----- Given information -----

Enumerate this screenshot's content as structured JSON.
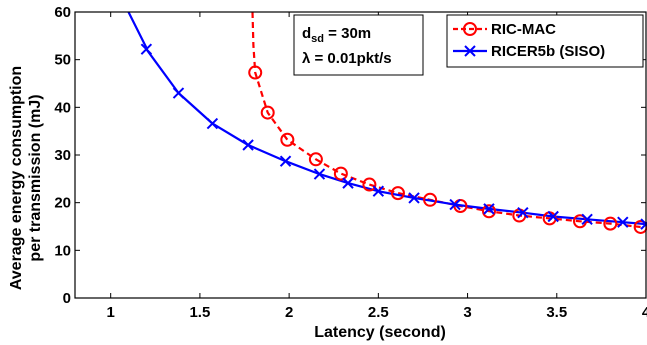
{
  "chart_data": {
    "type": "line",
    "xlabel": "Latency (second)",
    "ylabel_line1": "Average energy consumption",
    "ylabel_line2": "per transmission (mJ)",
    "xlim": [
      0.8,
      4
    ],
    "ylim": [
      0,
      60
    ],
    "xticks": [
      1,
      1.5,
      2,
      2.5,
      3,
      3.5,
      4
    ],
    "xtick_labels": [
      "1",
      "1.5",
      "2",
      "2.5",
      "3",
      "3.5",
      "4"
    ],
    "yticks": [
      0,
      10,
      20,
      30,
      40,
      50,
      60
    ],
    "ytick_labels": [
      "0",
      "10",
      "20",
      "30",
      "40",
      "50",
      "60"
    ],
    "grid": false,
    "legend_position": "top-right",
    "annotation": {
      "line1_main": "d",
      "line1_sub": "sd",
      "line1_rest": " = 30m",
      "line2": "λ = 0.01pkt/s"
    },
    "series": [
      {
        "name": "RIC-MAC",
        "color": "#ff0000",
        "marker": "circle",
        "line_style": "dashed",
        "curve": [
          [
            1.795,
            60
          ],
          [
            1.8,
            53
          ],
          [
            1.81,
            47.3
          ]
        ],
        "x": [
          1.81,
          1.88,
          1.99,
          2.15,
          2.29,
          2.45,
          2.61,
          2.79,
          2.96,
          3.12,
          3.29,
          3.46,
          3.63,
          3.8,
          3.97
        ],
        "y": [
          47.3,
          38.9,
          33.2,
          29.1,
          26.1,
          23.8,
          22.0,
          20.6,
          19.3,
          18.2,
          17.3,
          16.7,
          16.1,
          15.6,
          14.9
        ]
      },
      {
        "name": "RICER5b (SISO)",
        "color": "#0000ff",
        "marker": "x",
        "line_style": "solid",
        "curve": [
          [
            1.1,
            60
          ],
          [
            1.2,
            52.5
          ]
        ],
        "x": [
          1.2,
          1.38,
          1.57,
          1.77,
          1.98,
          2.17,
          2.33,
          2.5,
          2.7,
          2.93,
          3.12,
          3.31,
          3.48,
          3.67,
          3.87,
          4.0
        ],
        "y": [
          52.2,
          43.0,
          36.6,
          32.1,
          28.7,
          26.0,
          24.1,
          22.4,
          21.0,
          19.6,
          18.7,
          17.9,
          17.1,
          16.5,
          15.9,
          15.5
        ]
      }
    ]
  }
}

-----

▶ **Exercise prompt**: Omitting all images, retype each line of the records precisely.

▶ **Completed exercise**:
Enumerate this screenshot's content as structured JSON.
{
  "chart_data": {
    "type": "line",
    "xlabel": "Latency (second)",
    "ylabel_line1": "Average energy consumption",
    "ylabel_line2": "per transmission (mJ)",
    "xlim": [
      0.8,
      4
    ],
    "ylim": [
      0,
      60
    ],
    "xticks": [
      1,
      1.5,
      2,
      2.5,
      3,
      3.5,
      4
    ],
    "xtick_labels": [
      "1",
      "1.5",
      "2",
      "2.5",
      "3",
      "3.5",
      "4"
    ],
    "yticks": [
      0,
      10,
      20,
      30,
      40,
      50,
      60
    ],
    "ytick_labels": [
      "0",
      "10",
      "20",
      "30",
      "40",
      "50",
      "60"
    ],
    "grid": false,
    "legend_position": "top-right",
    "annotation": {
      "line1_main": "d",
      "line1_sub": "sd",
      "line1_rest": " = 30m",
      "line2": "λ = 0.01pkt/s"
    },
    "series": [
      {
        "name": "RIC-MAC",
        "color": "#ff0000",
        "marker": "circle",
        "line_style": "dashed",
        "curve": [
          [
            1.795,
            60
          ],
          [
            1.8,
            53
          ],
          [
            1.81,
            47.3
          ]
        ],
        "x": [
          1.81,
          1.88,
          1.99,
          2.15,
          2.29,
          2.45,
          2.61,
          2.79,
          2.96,
          3.12,
          3.29,
          3.46,
          3.63,
          3.8,
          3.97
        ],
        "y": [
          47.3,
          38.9,
          33.2,
          29.1,
          26.1,
          23.8,
          22.0,
          20.6,
          19.3,
          18.2,
          17.3,
          16.7,
          16.1,
          15.6,
          14.9
        ]
      },
      {
        "name": "RICER5b (SISO)",
        "color": "#0000ff",
        "marker": "x",
        "line_style": "solid",
        "curve": [
          [
            1.1,
            60
          ],
          [
            1.2,
            52.5
          ]
        ],
        "x": [
          1.2,
          1.38,
          1.57,
          1.77,
          1.98,
          2.17,
          2.33,
          2.5,
          2.7,
          2.93,
          3.12,
          3.31,
          3.48,
          3.67,
          3.87,
          4.0
        ],
        "y": [
          52.2,
          43.0,
          36.6,
          32.1,
          28.7,
          26.0,
          24.1,
          22.4,
          21.0,
          19.6,
          18.7,
          17.9,
          17.1,
          16.5,
          15.9,
          15.5
        ]
      }
    ]
  }
}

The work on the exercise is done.